#### Task data
* * * *

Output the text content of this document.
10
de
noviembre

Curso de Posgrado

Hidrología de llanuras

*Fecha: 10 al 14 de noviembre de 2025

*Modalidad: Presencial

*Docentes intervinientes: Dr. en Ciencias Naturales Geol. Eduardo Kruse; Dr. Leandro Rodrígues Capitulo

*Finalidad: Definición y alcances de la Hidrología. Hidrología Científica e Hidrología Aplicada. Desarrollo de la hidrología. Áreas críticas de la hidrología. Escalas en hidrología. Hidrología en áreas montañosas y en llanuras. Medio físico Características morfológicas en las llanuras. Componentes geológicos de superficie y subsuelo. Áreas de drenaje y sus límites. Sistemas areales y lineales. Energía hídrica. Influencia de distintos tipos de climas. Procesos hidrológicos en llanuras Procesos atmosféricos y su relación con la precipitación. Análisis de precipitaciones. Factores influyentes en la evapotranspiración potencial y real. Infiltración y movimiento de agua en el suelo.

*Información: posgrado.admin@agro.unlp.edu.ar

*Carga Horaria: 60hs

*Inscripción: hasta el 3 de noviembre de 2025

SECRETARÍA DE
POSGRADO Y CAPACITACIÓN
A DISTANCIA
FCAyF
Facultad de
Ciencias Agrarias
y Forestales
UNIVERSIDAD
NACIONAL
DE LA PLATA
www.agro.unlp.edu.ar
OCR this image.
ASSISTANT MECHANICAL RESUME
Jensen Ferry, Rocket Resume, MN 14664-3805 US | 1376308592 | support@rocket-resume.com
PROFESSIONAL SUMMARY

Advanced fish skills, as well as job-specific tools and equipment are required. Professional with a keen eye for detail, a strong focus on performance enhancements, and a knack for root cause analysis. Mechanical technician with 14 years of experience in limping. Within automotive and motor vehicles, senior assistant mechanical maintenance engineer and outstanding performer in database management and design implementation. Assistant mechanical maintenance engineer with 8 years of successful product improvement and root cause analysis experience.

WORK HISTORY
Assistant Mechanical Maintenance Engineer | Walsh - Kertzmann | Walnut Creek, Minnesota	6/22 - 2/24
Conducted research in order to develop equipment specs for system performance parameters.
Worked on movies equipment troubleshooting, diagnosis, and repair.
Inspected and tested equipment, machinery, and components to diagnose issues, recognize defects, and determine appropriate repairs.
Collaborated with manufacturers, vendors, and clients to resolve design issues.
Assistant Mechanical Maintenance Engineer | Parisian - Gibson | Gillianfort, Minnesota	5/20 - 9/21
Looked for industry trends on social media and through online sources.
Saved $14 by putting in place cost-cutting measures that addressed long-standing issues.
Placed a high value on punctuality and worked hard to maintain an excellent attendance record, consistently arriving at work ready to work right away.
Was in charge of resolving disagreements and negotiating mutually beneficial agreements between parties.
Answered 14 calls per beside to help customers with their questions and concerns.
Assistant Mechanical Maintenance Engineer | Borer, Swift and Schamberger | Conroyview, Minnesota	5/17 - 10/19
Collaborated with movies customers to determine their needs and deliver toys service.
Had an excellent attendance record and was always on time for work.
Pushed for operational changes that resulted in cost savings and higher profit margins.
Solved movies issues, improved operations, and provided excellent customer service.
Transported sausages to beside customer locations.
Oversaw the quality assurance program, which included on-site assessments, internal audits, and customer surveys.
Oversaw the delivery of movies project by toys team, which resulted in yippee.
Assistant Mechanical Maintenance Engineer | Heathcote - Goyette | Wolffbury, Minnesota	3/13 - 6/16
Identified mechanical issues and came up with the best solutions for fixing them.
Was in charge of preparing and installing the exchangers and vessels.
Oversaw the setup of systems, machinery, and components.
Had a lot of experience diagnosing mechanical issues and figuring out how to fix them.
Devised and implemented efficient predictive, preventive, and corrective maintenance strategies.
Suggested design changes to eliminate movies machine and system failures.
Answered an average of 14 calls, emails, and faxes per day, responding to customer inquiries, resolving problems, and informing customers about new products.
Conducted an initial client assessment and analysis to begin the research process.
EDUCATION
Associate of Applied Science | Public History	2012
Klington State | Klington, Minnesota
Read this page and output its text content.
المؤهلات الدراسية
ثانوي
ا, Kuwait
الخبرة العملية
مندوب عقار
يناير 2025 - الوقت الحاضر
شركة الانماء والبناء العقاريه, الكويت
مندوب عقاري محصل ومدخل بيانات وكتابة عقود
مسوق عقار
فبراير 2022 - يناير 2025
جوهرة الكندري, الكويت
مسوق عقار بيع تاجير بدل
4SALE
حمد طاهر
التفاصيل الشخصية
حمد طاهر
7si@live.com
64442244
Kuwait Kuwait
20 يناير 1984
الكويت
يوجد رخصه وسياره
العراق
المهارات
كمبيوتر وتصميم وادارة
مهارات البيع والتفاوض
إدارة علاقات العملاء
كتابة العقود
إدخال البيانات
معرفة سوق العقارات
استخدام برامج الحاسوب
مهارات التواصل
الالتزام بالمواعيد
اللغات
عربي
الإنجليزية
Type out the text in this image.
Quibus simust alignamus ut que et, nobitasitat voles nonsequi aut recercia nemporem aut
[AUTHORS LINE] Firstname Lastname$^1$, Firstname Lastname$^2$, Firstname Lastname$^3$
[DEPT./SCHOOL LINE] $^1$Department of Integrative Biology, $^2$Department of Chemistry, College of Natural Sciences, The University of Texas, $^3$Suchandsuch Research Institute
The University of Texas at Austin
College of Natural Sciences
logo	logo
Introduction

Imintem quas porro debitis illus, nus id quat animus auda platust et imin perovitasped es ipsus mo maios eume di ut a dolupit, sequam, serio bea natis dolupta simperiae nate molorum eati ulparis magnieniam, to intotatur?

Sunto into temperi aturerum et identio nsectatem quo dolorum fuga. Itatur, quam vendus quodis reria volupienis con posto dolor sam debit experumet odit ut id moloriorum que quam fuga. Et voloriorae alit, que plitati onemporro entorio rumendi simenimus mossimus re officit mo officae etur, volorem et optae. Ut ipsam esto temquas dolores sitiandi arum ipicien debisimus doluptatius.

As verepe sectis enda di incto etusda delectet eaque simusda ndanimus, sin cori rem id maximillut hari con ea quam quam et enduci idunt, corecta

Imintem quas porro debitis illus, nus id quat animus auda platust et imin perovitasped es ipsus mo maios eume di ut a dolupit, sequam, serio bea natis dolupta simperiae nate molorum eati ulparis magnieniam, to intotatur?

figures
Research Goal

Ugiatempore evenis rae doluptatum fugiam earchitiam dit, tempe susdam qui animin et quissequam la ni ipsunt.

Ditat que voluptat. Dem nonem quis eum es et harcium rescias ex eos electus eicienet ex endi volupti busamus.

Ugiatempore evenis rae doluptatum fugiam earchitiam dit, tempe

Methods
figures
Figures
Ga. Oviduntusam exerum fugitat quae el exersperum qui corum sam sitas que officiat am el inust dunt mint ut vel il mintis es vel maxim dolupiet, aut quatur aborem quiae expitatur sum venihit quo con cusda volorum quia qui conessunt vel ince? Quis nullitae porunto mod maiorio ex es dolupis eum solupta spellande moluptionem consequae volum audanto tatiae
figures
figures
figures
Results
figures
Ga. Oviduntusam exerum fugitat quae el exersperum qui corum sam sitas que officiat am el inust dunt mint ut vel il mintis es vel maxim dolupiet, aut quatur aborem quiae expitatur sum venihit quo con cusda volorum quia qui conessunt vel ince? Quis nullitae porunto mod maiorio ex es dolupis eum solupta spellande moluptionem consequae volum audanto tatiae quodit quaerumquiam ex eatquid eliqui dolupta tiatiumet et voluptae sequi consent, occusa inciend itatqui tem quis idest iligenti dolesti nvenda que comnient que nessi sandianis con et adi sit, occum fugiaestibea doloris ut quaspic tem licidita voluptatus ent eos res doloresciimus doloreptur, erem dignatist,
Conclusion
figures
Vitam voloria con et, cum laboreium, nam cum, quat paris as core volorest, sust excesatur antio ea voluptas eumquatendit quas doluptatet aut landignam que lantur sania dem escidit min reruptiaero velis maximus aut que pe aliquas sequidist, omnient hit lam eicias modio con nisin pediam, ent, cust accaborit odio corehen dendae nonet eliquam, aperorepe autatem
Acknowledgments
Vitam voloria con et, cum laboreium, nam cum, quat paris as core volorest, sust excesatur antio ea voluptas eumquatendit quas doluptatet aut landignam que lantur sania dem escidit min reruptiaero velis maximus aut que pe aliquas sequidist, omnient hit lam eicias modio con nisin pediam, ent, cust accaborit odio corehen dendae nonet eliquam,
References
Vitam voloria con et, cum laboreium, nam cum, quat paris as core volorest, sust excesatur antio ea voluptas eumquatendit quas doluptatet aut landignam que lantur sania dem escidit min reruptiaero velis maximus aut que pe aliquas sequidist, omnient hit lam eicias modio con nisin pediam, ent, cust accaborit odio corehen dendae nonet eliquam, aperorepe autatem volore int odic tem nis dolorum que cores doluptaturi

* * * *

Tell how many lines in the material contain the word "text". Only the number is wanted.

#### Answer to this problem
3